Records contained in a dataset

########################################

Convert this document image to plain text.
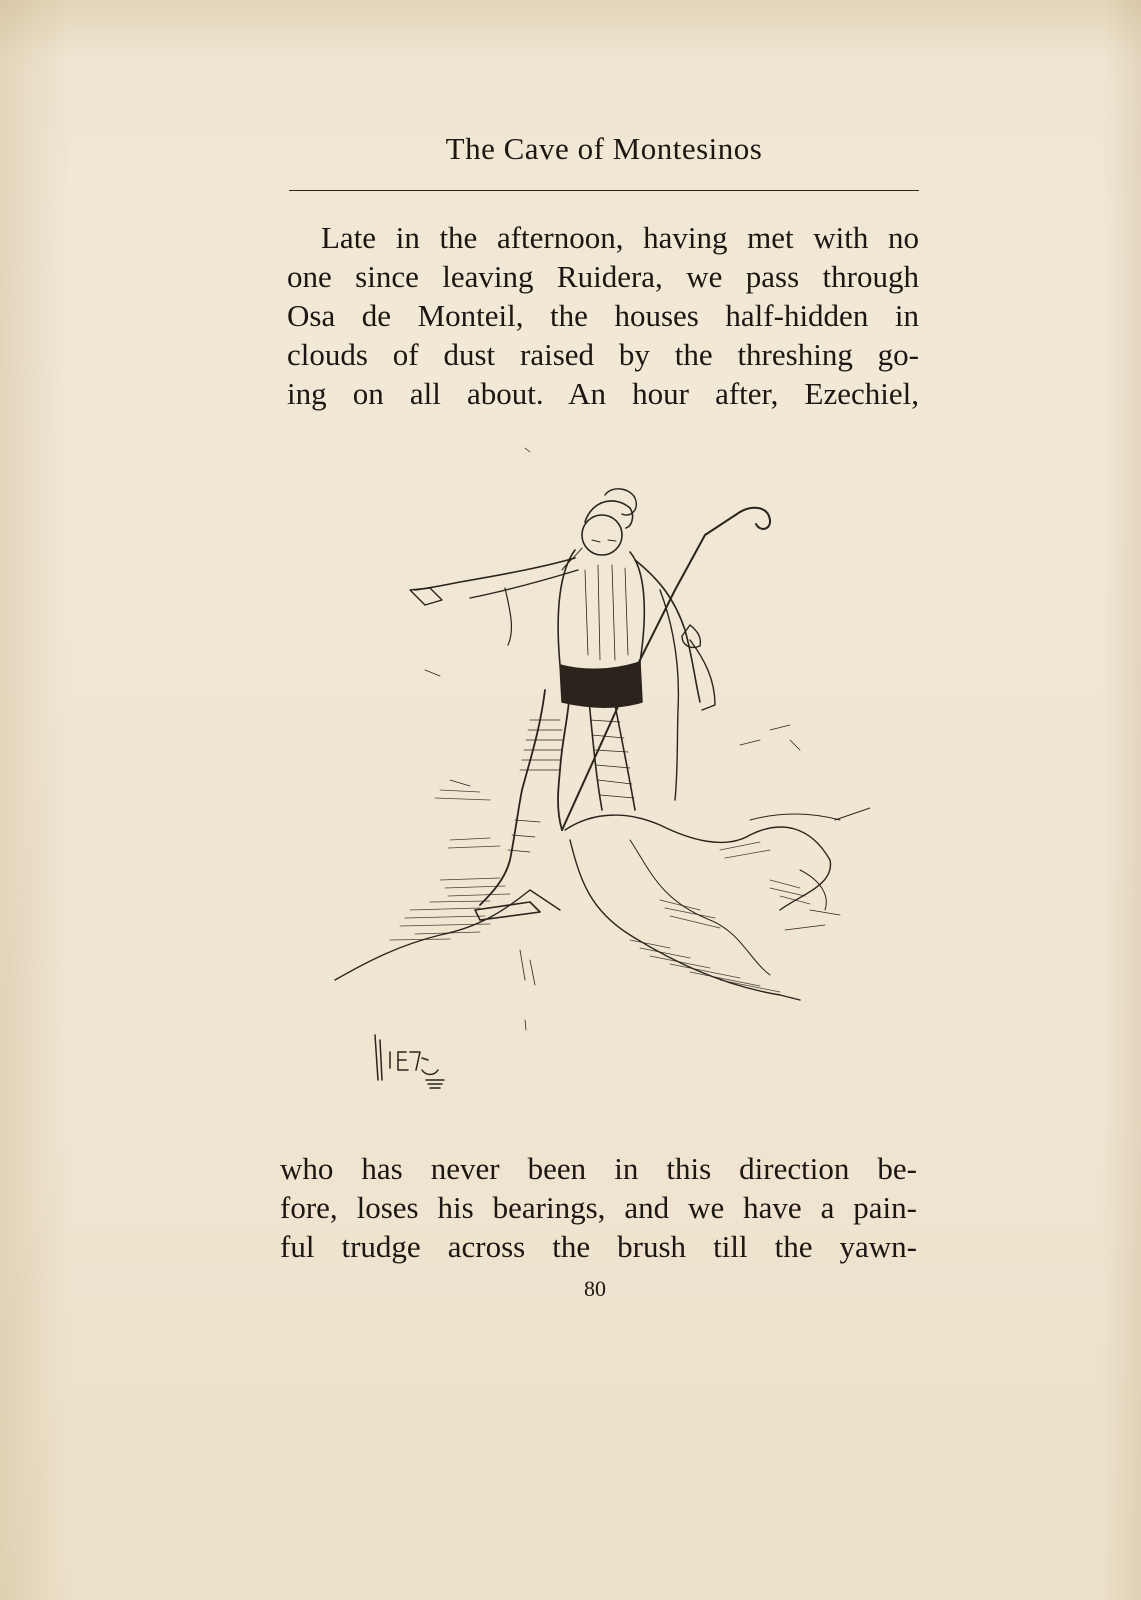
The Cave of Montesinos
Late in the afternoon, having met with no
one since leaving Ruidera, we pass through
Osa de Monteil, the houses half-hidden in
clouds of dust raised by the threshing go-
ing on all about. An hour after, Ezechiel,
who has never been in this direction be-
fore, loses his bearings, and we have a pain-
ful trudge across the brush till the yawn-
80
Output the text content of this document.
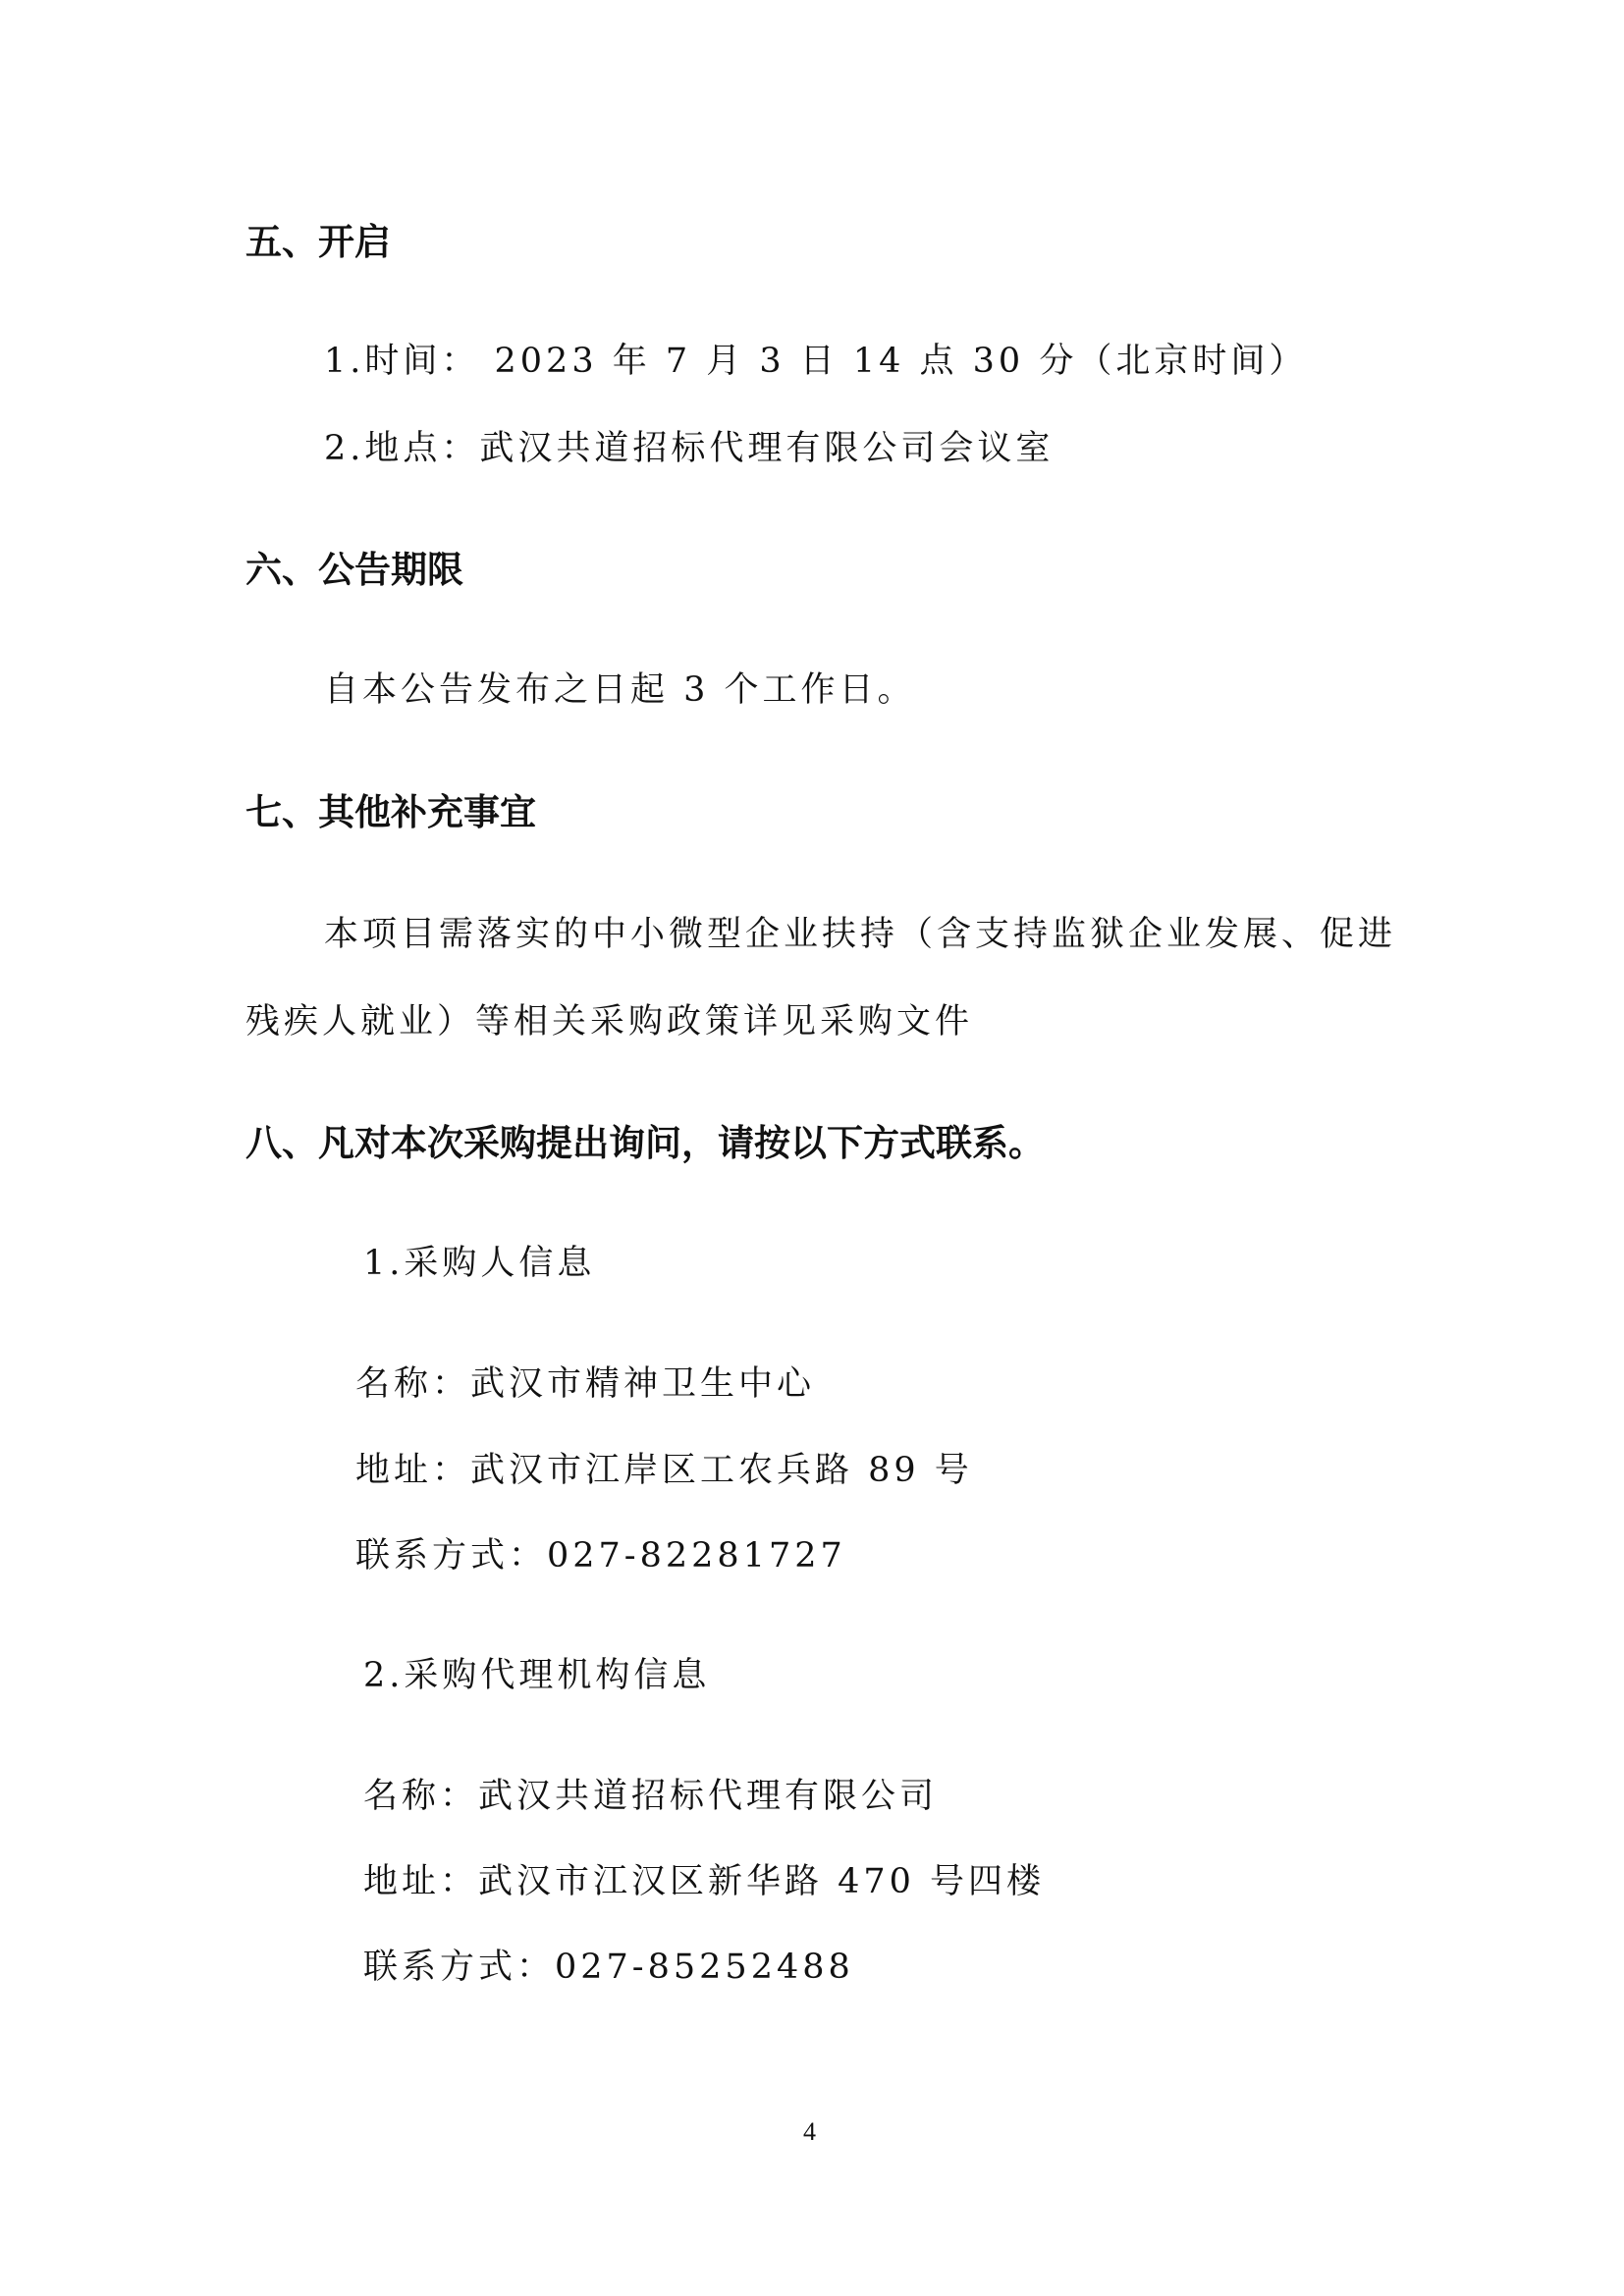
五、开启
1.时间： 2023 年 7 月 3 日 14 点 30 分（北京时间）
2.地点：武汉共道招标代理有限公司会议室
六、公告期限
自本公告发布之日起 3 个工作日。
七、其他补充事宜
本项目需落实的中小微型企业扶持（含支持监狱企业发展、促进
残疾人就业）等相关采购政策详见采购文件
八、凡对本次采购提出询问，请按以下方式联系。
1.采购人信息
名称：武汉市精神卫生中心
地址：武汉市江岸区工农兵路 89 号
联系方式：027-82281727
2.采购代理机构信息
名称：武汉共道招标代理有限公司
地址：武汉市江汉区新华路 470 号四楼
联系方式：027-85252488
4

########################################

Your answer should be a single number: the count of lines in these records that hold the string "document".

2